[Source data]

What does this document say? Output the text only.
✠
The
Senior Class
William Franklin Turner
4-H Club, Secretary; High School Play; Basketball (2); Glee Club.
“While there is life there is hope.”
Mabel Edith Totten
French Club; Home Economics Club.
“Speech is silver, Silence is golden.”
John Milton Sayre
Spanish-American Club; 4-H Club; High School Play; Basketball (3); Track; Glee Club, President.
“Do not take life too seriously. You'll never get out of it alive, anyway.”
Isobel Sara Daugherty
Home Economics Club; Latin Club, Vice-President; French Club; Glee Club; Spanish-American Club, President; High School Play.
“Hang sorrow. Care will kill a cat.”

**Written request**: Your task is to repeat the data exactly; please include every line.

**Exercise output**:
What does this document say? Output the text only.
✠
The
Senior Class
William Franklin Turner
4-H Club, Secretary; High School Play; Basketball (2); Glee Club.
“While there is life there is hope.”
Mabel Edith Totten
French Club; Home Economics Club.
“Speech is silver, Silence is golden.”
John Milton Sayre
Spanish-American Club; 4-H Club; High School Play; Basketball (3); Track; Glee Club, President.
“Do not take life too seriously. You'll never get out of it alive, anyway.”
Isobel Sara Daugherty
Home Economics Club; Latin Club, Vice-President; French Club; Glee Club; Spanish-American Club, President; High School Play.
“Hang sorrow. Care will kill a cat.”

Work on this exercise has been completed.